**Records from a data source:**
## begin

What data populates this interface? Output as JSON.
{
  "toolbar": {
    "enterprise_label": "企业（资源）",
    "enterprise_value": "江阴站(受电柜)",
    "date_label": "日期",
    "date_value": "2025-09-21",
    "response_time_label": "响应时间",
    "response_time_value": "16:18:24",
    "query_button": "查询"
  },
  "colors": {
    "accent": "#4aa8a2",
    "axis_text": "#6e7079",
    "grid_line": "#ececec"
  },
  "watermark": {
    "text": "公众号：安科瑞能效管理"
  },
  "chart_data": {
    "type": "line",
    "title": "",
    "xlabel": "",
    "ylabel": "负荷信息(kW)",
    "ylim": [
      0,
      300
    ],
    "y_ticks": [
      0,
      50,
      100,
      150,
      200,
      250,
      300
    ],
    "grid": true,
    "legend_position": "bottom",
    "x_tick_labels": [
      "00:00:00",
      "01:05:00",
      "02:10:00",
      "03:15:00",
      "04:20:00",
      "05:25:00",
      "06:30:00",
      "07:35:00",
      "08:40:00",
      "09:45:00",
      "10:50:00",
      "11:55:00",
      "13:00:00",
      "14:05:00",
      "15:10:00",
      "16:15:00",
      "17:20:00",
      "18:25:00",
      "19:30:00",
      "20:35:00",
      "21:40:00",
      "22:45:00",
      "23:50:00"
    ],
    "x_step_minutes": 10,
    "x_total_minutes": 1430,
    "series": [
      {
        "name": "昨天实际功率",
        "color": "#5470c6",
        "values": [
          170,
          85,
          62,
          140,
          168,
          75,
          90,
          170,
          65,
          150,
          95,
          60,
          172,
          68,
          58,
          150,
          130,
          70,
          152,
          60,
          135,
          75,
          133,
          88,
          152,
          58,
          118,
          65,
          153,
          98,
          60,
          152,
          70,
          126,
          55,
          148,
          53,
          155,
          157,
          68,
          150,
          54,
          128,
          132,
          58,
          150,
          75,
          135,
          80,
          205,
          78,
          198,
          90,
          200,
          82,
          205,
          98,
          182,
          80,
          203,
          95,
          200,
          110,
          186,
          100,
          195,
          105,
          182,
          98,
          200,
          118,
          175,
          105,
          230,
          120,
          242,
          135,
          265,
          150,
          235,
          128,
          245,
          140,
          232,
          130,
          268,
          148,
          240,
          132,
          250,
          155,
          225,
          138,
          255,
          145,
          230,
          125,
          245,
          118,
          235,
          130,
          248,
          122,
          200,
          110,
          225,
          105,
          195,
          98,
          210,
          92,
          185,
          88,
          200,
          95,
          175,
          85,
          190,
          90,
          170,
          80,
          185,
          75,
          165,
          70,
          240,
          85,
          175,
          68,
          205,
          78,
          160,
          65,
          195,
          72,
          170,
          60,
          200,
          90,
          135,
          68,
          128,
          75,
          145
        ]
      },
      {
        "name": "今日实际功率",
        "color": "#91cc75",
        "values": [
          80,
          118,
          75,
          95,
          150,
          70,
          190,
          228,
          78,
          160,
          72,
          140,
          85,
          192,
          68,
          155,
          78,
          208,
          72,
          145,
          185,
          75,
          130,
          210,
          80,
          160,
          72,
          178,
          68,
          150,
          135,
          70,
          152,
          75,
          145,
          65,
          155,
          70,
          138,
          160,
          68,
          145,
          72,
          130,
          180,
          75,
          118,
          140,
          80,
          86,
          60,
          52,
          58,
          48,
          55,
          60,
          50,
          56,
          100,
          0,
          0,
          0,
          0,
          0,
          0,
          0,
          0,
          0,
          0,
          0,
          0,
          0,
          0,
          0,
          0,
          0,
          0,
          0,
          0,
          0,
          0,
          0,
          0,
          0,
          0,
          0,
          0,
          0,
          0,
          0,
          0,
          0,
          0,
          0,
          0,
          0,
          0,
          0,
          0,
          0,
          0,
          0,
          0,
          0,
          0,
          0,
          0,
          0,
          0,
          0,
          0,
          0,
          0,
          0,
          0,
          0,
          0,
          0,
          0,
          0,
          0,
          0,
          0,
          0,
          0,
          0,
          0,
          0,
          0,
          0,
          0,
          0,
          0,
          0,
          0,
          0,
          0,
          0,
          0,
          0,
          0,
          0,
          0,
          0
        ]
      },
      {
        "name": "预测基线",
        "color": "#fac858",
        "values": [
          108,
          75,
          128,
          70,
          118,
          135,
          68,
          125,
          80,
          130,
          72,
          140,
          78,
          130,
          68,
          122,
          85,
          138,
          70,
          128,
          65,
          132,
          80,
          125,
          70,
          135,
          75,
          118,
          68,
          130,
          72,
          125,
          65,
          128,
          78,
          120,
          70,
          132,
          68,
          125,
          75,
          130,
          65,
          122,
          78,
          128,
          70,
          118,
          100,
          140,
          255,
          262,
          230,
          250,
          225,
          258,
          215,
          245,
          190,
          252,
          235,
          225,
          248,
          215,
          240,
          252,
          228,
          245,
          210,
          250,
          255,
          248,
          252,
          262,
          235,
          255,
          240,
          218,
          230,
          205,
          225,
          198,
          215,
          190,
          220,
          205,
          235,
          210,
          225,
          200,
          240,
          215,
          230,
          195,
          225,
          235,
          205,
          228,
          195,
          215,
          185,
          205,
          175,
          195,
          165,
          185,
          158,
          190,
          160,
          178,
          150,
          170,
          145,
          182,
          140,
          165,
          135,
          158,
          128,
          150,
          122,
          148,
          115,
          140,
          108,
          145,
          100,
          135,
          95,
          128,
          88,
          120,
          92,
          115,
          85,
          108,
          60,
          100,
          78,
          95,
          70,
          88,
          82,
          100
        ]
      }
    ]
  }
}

## end

**WRITTEN EXERCISE:** Extract the complete listing above, reproducing each line exactly.

**RESPONSE TO THIS TASK:**
What data populates this interface? Output as JSON.
{
  "toolbar": {
    "enterprise_label": "企业（资源）",
    "enterprise_value": "江阴站(受电柜)",
    "date_label": "日期",
    "date_value": "2025-09-21",
    "response_time_label": "响应时间",
    "response_time_value": "16:18:24",
    "query_button": "查询"
  },
  "colors": {
    "accent": "#4aa8a2",
    "axis_text": "#6e7079",
    "grid_line": "#ececec"
  },
  "watermark": {
    "text": "公众号：安科瑞能效管理"
  },
  "chart_data": {
    "type": "line",
    "title": "",
    "xlabel": "",
    "ylabel": "负荷信息(kW)",
    "ylim": [
      0,
      300
    ],
    "y_ticks": [
      0,
      50,
      100,
      150,
      200,
      250,
      300
    ],
    "grid": true,
    "legend_position": "bottom",
    "x_tick_labels": [
      "00:00:00",
      "01:05:00",
      "02:10:00",
      "03:15:00",
      "04:20:00",
      "05:25:00",
      "06:30:00",
      "07:35:00",
      "08:40:00",
      "09:45:00",
      "10:50:00",
      "11:55:00",
      "13:00:00",
      "14:05:00",
      "15:10:00",
      "16:15:00",
      "17:20:00",
      "18:25:00",
      "19:30:00",
      "20:35:00",
      "21:40:00",
      "22:45:00",
      "23:50:00"
    ],
    "x_step_minutes": 10,
    "x_total_minutes": 1430,
    "series": [
      {
        "name": "昨天实际功率",
        "color": "#5470c6",
        "values": [
          170,
          85,
          62,
          140,
          168,
          75,
          90,
          170,
          65,
          150,
          95,
          60,
          172,
          68,
          58,
          150,
          130,
          70,
          152,
          60,
          135,
          75,
          133,
          88,
          152,
          58,
          118,
          65,
          153,
          98,
          60,
          152,
          70,
          126,
          55,
          148,
          53,
          155,
          157,
          68,
          150,
          54,
          128,
          132,
          58,
          150,
          75,
          135,
          80,
          205,
          78,
          198,
          90,
          200,
          82,
          205,
          98,
          182,
          80,
          203,
          95,
          200,
          110,
          186,
          100,
          195,
          105,
          182,
          98,
          200,
          118,
          175,
          105,
          230,
          120,
          242,
          135,
          265,
          150,
          235,
          128,
          245,
          140,
          232,
          130,
          268,
          148,
          240,
          132,
          250,
          155,
          225,
          138,
          255,
          145,
          230,
          125,
          245,
          118,
          235,
          130,
          248,
          122,
          200,
          110,
          225,
          105,
          195,
          98,
          210,
          92,
          185,
          88,
          200,
          95,
          175,
          85,
          190,
          90,
          170,
          80,
          185,
          75,
          165,
          70,
          240,
          85,
          175,
          68,
          205,
          78,
          160,
          65,
          195,
          72,
          170,
          60,
          200,
          90,
          135,
          68,
          128,
          75,
          145
        ]
      },
      {
        "name": "今日实际功率",
        "color": "#91cc75",
        "values": [
          80,
          118,
          75,
          95,
          150,
          70,
          190,
          228,
          78,
          160,
          72,
          140,
          85,
          192,
          68,
          155,
          78,
          208,
          72,
          145,
          185,
          75,
          130,
          210,
          80,
          160,
          72,
          178,
          68,
          150,
          135,
          70,
          152,
          75,
          145,
          65,
          155,
          70,
          138,
          160,
          68,
          145,
          72,
          130,
          180,
          75,
          118,
          140,
          80,
          86,
          60,
          52,
          58,
          48,
          55,
          60,
          50,
          56,
          100,
          0,
          0,
          0,
          0,
          0,
          0,
          0,
          0,
          0,
          0,
          0,
          0,
          0,
          0,
          0,
          0,
          0,
          0,
          0,
          0,
          0,
          0,
          0,
          0,
          0,
          0,
          0,
          0,
          0,
          0,
          0,
          0,
          0,
          0,
          0,
          0,
          0,
          0,
          0,
          0,
          0,
          0,
          0,
          0,
          0,
          0,
          0,
          0,
          0,
          0,
          0,
          0,
          0,
          0,
          0,
          0,
          0,
          0,
          0,
          0,
          0,
          0,
          0,
          0,
          0,
          0,
          0,
          0,
          0,
          0,
          0,
          0,
          0,
          0,
          0,
          0,
          0,
          0,
          0,
          0,
          0,
          0,
          0,
          0,
          0
        ]
      },
      {
        "name": "预测基线",
        "color": "#fac858",
        "values": [
          108,
          75,
          128,
          70,
          118,
          135,
          68,
          125,
          80,
          130,
          72,
          140,
          78,
          130,
          68,
          122,
          85,
          138,
          70,
          128,
          65,
          132,
          80,
          125,
          70,
          135,
          75,
          118,
          68,
          130,
          72,
          125,
          65,
          128,
          78,
          120,
          70,
          132,
          68,
          125,
          75,
          130,
          65,
          122,
          78,
          128,
          70,
          118,
          100,
          140,
          255,
          262,
          230,
          250,
          225,
          258,
          215,
          245,
          190,
          252,
          235,
          225,
          248,
          215,
          240,
          252,
          228,
          245,
          210,
          250,
          255,
          248,
          252,
          262,
          235,
          255,
          240,
          218,
          230,
          205,
          225,
          198,
          215,
          190,
          220,
          205,
          235,
          210,
          225,
          200,
          240,
          215,
          230,
          195,
          225,
          235,
          205,
          228,
          195,
          215,
          185,
          205,
          175,
          195,
          165,
          185,
          158,
          190,
          160,
          178,
          150,
          170,
          145,
          182,
          140,
          165,
          135,
          158,
          128,
          150,
          122,
          148,
          115,
          140,
          108,
          145,
          100,
          135,
          95,
          128,
          88,
          120,
          92,
          115,
          85,
          108,
          60,
          100,
          78,
          95,
          70,
          88,
          82,
          100
        ]
      }
    ]
  }
}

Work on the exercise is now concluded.